═══ Records supplied ═══

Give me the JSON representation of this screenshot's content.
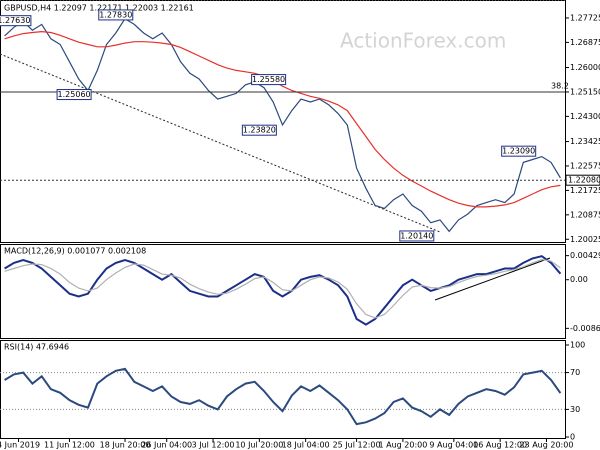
{
  "chart_data": {
    "type": "line",
    "title": "GBPUSD,H4 1.22097 1.22171 1.22003 1.22161",
    "watermark": "ActionForex.com",
    "xlim": [
      0,
      61
    ],
    "xticks": [
      {
        "value": 2,
        "label": "4 Jun 2019"
      },
      {
        "value": 7.5,
        "label": "11 Jun 12:00"
      },
      {
        "value": 13.5,
        "label": "18 Jun 20:00"
      },
      {
        "value": 18,
        "label": "26 Jun 04:00"
      },
      {
        "value": 23,
        "label": "3 Jul 12:00"
      },
      {
        "value": 28,
        "label": "10 Jul 20:00"
      },
      {
        "value": 33,
        "label": "18 Jul 04:00"
      },
      {
        "value": 38.5,
        "label": "25 Jul 12:00"
      },
      {
        "value": 43.5,
        "label": "1 Aug 20:00"
      },
      {
        "value": 49,
        "label": "9 Aug 04:00"
      },
      {
        "value": 54,
        "label": "16 Aug 12:00"
      },
      {
        "value": 59,
        "label": "23 Aug 20:00"
      }
    ],
    "ylim": [
      1.1993,
      1.2828
    ],
    "yticks": [
      1.27725,
      1.26875,
      {
        "value": 1.26,
        "label": "1.26000"
      },
      {
        "value": 1.2515,
        "label": "1.25150"
      },
      {
        "value": 1.243,
        "label": "1.24300"
      },
      1.23425,
      1.22575,
      1.21725,
      1.20875,
      1.20025
    ],
    "series": [
      {
        "name": "GBPUSD",
        "color": "#2b4a7e",
        "values": [
          1.271,
          1.274,
          1.276,
          1.273,
          1.275,
          1.27,
          1.268,
          1.262,
          1.256,
          1.252,
          1.259,
          1.268,
          1.272,
          1.277,
          1.275,
          1.272,
          1.27,
          1.272,
          1.268,
          1.262,
          1.258,
          1.256,
          1.252,
          1.249,
          1.25,
          1.251,
          1.254,
          1.255,
          1.253,
          1.248,
          1.24,
          1.245,
          1.249,
          1.248,
          1.249,
          1.247,
          1.244,
          1.24,
          1.225,
          1.218,
          1.212,
          1.211,
          1.214,
          1.216,
          1.212,
          1.21,
          1.206,
          1.207,
          1.203,
          1.207,
          1.209,
          1.212,
          1.213,
          1.214,
          1.213,
          1.216,
          1.227,
          1.228,
          1.229,
          1.227,
          1.2216
        ]
      },
      {
        "name": "MA",
        "color": "#e8302a",
        "values": [
          1.27,
          1.271,
          1.2718,
          1.2722,
          1.2725,
          1.2722,
          1.2712,
          1.27,
          1.2688,
          1.268,
          1.2672,
          1.2672,
          1.2678,
          1.2685,
          1.269,
          1.269,
          1.2688,
          1.2685,
          1.268,
          1.267,
          1.2655,
          1.264,
          1.2625,
          1.261,
          1.2598,
          1.259,
          1.2585,
          1.258,
          1.257,
          1.2555,
          1.2535,
          1.252,
          1.251,
          1.25,
          1.2493,
          1.2483,
          1.247,
          1.245,
          1.2405,
          1.236,
          1.2315,
          1.228,
          1.225,
          1.2225,
          1.2205,
          1.2188,
          1.217,
          1.2155,
          1.214,
          1.2128,
          1.212,
          1.2115,
          1.2115,
          1.2118,
          1.2122,
          1.213,
          1.2145,
          1.216,
          1.2175,
          1.2185,
          1.219
        ]
      }
    ],
    "levels": [
      {
        "value": 1.2515,
        "label": "38.2"
      },
      {
        "value": 1.2208,
        "label": "1.22080"
      }
    ],
    "annotations": [
      {
        "x": 1.5,
        "value": 1.2763,
        "label": "1.27630"
      },
      {
        "x": 12.5,
        "value": 1.2783,
        "label": "1.27830"
      },
      {
        "x": 8,
        "value": 1.2506,
        "label": "1.25060"
      },
      {
        "x": 29,
        "value": 1.2558,
        "label": "1.25580"
      },
      {
        "x": 28,
        "value": 1.2382,
        "label": "1.23820"
      },
      {
        "x": 56,
        "value": 1.2309,
        "label": "1.23090"
      },
      {
        "x": 45,
        "value": 1.2014,
        "label": "1.20140"
      }
    ],
    "macd": {
      "title": "MACD(12,26,9) 0.001077 0.002108",
      "ylim": [
        -0.0095,
        0.0053
      ],
      "yticks": [
        0.004293,
        {
          "value": 0,
          "label": "0.00"
        },
        -0.00867
      ],
      "series": [
        {
          "name": "MACD",
          "color": "#1a2f8a",
          "values": [
            0.002,
            0.003,
            0.0035,
            0.003,
            0.002,
            0.0005,
            -0.001,
            -0.0025,
            -0.003,
            -0.0025,
            0,
            0.002,
            0.003,
            0.0035,
            0.003,
            0.002,
            0.001,
            0,
            0.001,
            -0.0005,
            -0.002,
            -0.0025,
            -0.003,
            -0.003,
            -0.002,
            -0.001,
            0,
            0.001,
            0.0005,
            -0.002,
            -0.003,
            -0.002,
            0,
            0.0005,
            0.0008,
            0,
            -0.001,
            -0.003,
            -0.007,
            -0.008,
            -0.007,
            -0.005,
            -0.003,
            -0.001,
            0,
            -0.001,
            -0.002,
            -0.0015,
            -0.001,
            0,
            0.0005,
            0.001,
            0.001,
            0.0015,
            0.002,
            0.002,
            0.003,
            0.0038,
            0.0042,
            0.003,
            0.001077
          ]
        },
        {
          "name": "Signal",
          "color": "#b0b0b0",
          "values": [
            0.0015,
            0.002,
            0.0025,
            0.0028,
            0.0027,
            0.002,
            0.001,
            -0.0005,
            -0.0015,
            -0.002,
            -0.0015,
            0,
            0.0012,
            0.0022,
            0.0028,
            0.0026,
            0.0018,
            0.001,
            0.0008,
            0.0003,
            -0.0008,
            -0.0016,
            -0.0022,
            -0.0026,
            -0.0024,
            -0.0017,
            -0.0008,
            0.0002,
            0.0005,
            -0.0005,
            -0.0018,
            -0.002,
            -0.001,
            0,
            0.0005,
            0.0003,
            -0.0004,
            -0.0017,
            -0.0043,
            -0.0062,
            -0.0068,
            -0.0062,
            -0.0046,
            -0.0028,
            -0.0013,
            -0.001,
            -0.0014,
            -0.0015,
            -0.0012,
            -0.0005,
            0.0001,
            0.0006,
            0.0008,
            0.0011,
            0.0015,
            0.0018,
            0.0023,
            0.003,
            0.0036,
            0.0033,
            0.002108
          ]
        }
      ]
    },
    "rsi": {
      "title": "RSI(14) 47.6946",
      "ylim": [
        0,
        100
      ],
      "yticks": [
        100,
        70,
        30,
        0
      ],
      "levels": [
        70,
        30
      ],
      "series": [
        {
          "name": "RSI",
          "color": "#2b4a7e",
          "values": [
            62,
            68,
            70,
            58,
            66,
            52,
            48,
            40,
            35,
            32,
            58,
            66,
            72,
            74,
            60,
            55,
            50,
            55,
            44,
            38,
            36,
            40,
            34,
            30,
            44,
            52,
            58,
            60,
            50,
            38,
            28,
            45,
            55,
            50,
            56,
            48,
            40,
            30,
            14,
            16,
            20,
            26,
            38,
            42,
            32,
            28,
            22,
            30,
            24,
            36,
            44,
            48,
            52,
            50,
            46,
            54,
            68,
            70,
            72,
            62,
            47.6946
          ]
        }
      ]
    }
  }
}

═══

:: Task requirements ::
In the listing, find each line with the string "name" and copy it.

:: Answer to this task ::
        "name": "GBPUSD",
        "name": "MA",
          "name": "MACD",
          "name": "Signal",
          "name": "RSI",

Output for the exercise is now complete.